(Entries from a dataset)
* * * * *

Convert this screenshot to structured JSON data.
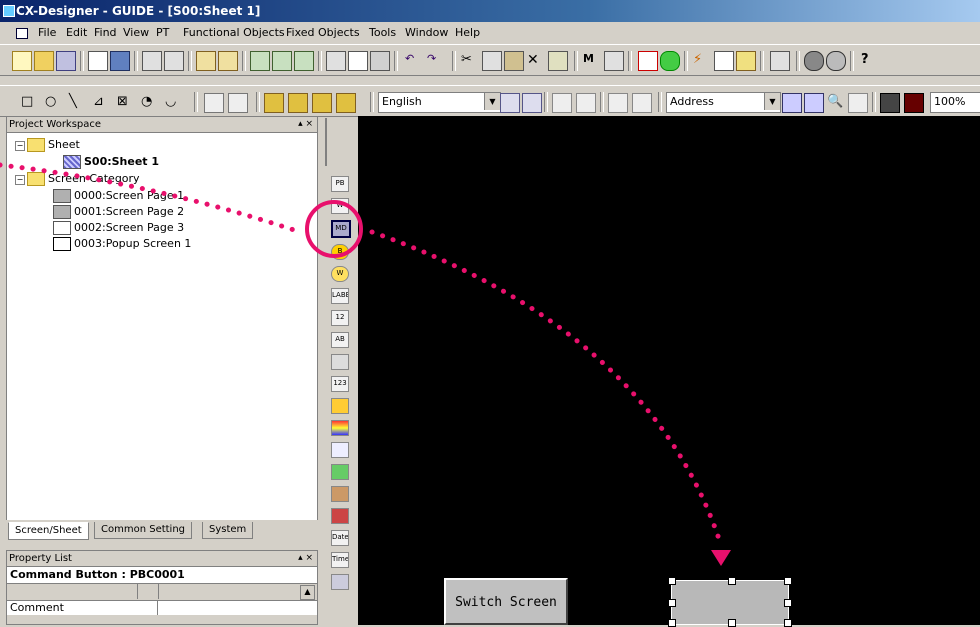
{
  "window": {
    "title": "CX-Designer - GUIDE - [S00:Sheet 1]"
  },
  "menu": [
    "File",
    "Edit",
    "Find",
    "View",
    "PT",
    "Functional Objects",
    "Fixed Objects",
    "Tools",
    "Window",
    "Help"
  ],
  "toolbar": {
    "language": "English",
    "address_mode": "Address",
    "zoom": "100%"
  },
  "workspace": {
    "title": "Project Workspace",
    "tree": {
      "sheet_folder": "Sheet",
      "sheet_item": "S00:Sheet 1",
      "category_folder": "Screen Category",
      "pages": [
        "0000:Screen Page 1",
        "0001:Screen Page 2",
        "0002:Screen Page 3",
        "0003:Popup Screen 1"
      ]
    },
    "tabs": [
      "Screen/Sheet",
      "Common Setting",
      "System"
    ]
  },
  "property_list": {
    "title": "Property List",
    "object": "Command Button : PBC0001",
    "rows": [
      "Comment"
    ]
  },
  "object_bar": {
    "labels": [
      "PB",
      "W",
      "MD",
      "B",
      "W",
      "LABEL",
      "12",
      "AB",
      "",
      "123",
      "",
      "",
      "",
      "",
      "",
      "",
      "Date",
      "Time",
      ""
    ]
  },
  "canvas": {
    "existing_button_label": "Switch Screen"
  },
  "annotation": {
    "color": "#e8106c"
  }
}
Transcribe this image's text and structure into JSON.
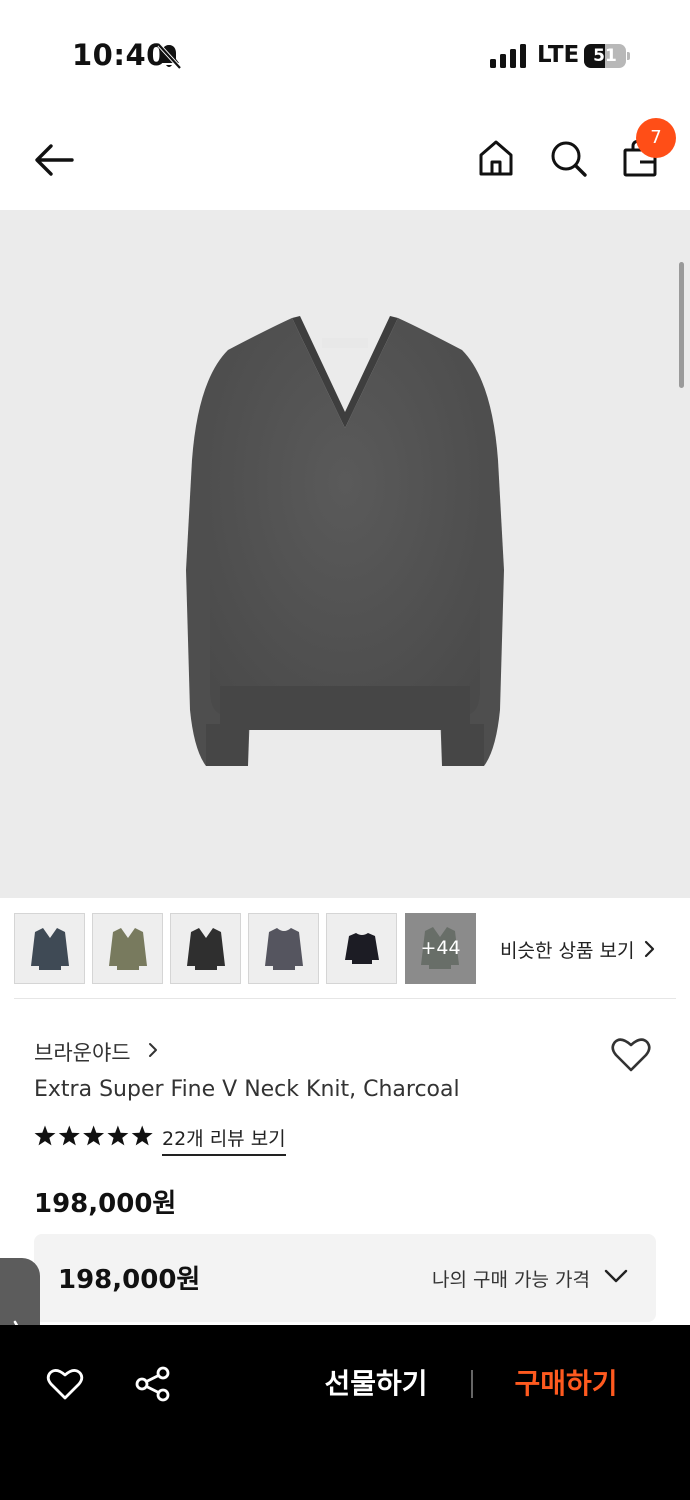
{
  "status_bar": {
    "time": "10:40",
    "network": "LTE",
    "battery": "51",
    "battery_level": 0.51
  },
  "header": {
    "cart_count": "7",
    "icons": [
      "back-arrow-icon",
      "home-icon",
      "search-icon",
      "shopping-bag-icon"
    ]
  },
  "thumbnails": {
    "more_label": "+44",
    "similar_label": "비슷한 상품 보기"
  },
  "product": {
    "brand": "브라운야드",
    "name": "Extra Super Fine V Neck Knit, Charcoal",
    "rating_stars": 5,
    "review_label": "22개 리뷰 보기",
    "price": "198,000원"
  },
  "price_box": {
    "value": "198,000원",
    "label": "나의 구매 가능 가격"
  },
  "bottom_bar": {
    "gift_label": "선물하기",
    "buy_label": "구매하기"
  },
  "colors": {
    "accent": "#ff4e17",
    "buy": "#ff5a1f",
    "hero_bg": "#ebebeb",
    "bottom_bg": "#000000"
  }
}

* * * * *

§ Written task: Copy out every line of the material above that mentions the word "JSON".

§ Full solution:
Convert this screenshot to structured JSON data.
Transcribe this image's text and structure into JSON.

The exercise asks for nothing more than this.